Exercise objective:
Across all the lines below, how many contain the string "survey"? Please reply with the number only.

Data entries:
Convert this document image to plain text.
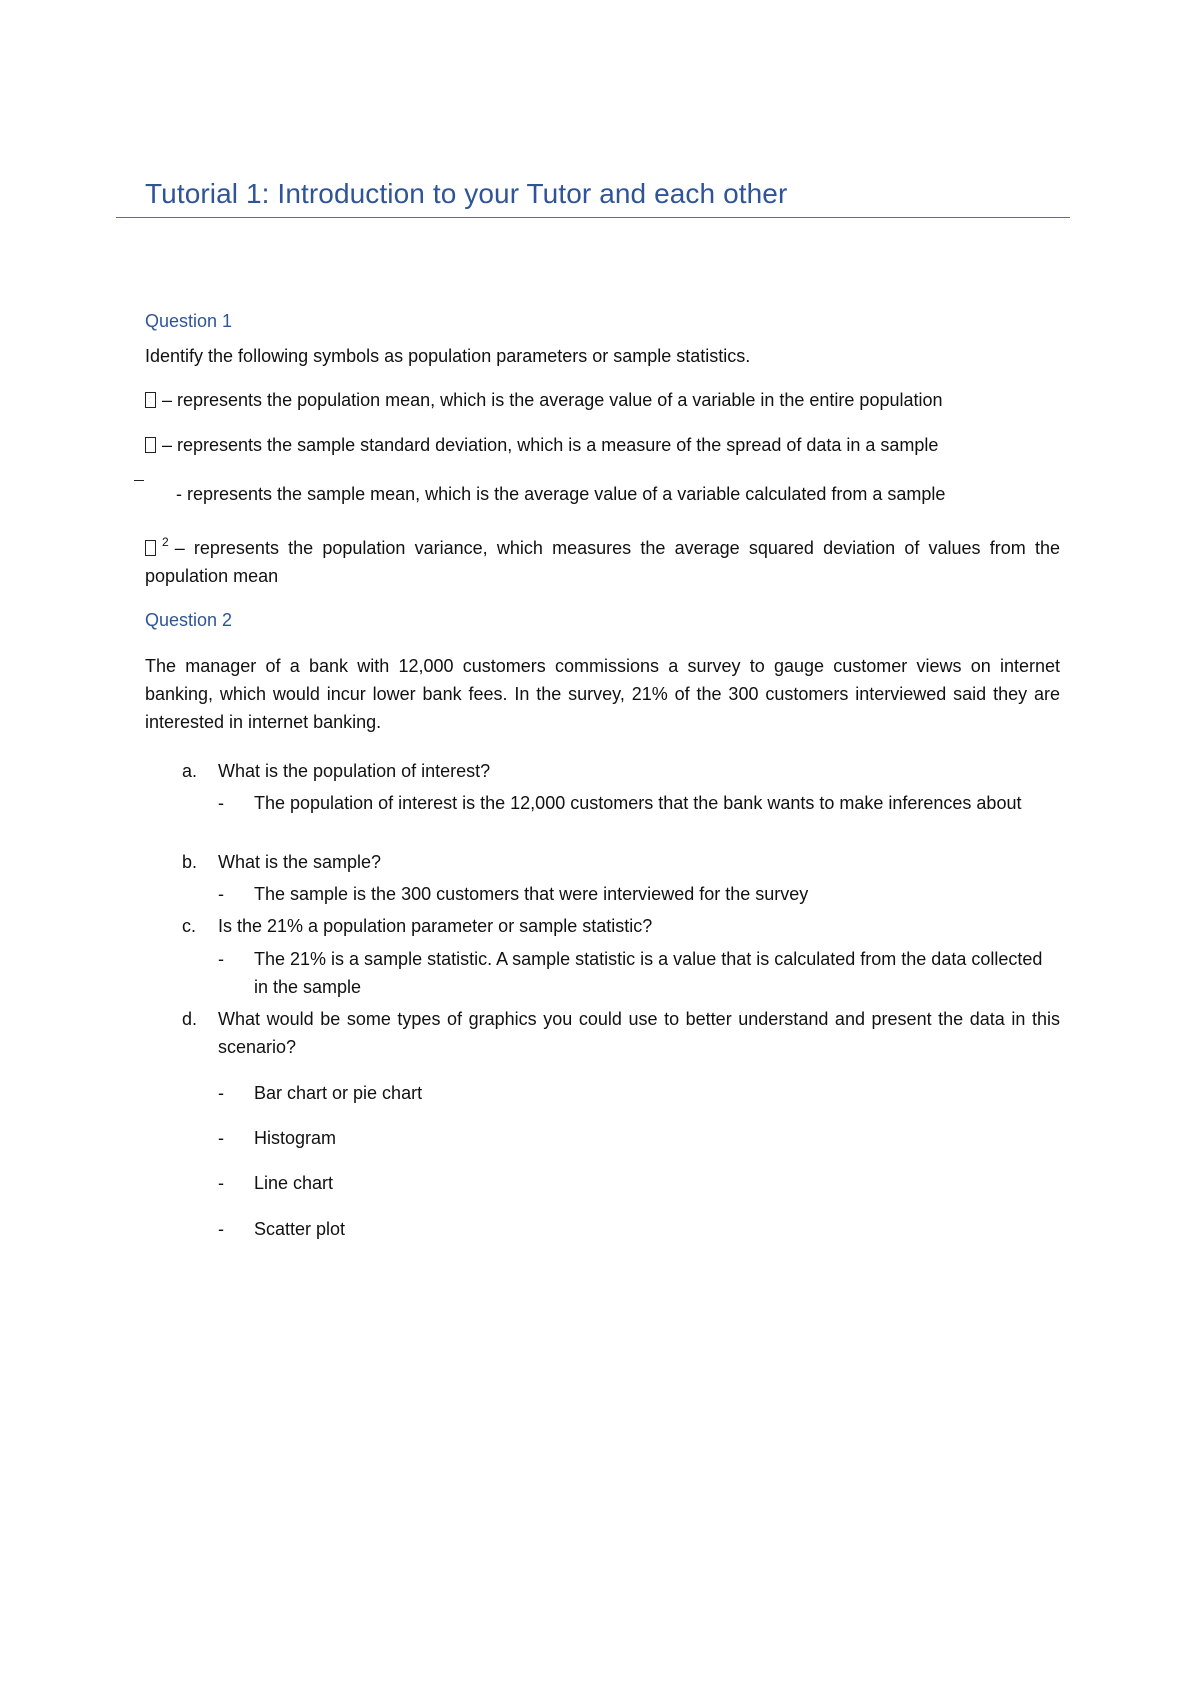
Tutorial 1: Introduction to your Tutor and each other
Question 1
Identify the following symbols as population parameters or sample statistics.
– represents the population mean, which is the average value of a variable in the entire population
– represents the sample standard deviation, which is a measure of the spread of data in a sample
- represents the sample mean, which is the average value of a variable calculated from a sample
$^2$ – represents the population variance, which measures the average squared deviation of values from the population mean
Question 2
The manager of a bank with 12,000 customers commissions a survey to gauge customer views on internet banking, which would incur lower bank fees. In the survey, 21% of the 300 customers interviewed said they are interested in internet banking.
a. What is the population of interest?
- The population of interest is the 12,000 customers that the bank wants to make inferences about
b. What is the sample?
- The sample is the 300 customers that were interviewed for the survey
c. Is the 21% a population parameter or sample statistic?
- The 21% is a sample statistic. A sample statistic is a value that is calculated from the data collected in the sample
d. What would be some types of graphics you could use to better understand and present the data in this scenario?
- Bar chart or pie chart
- Histogram
- Line chart
- Scatter plot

The reply:
2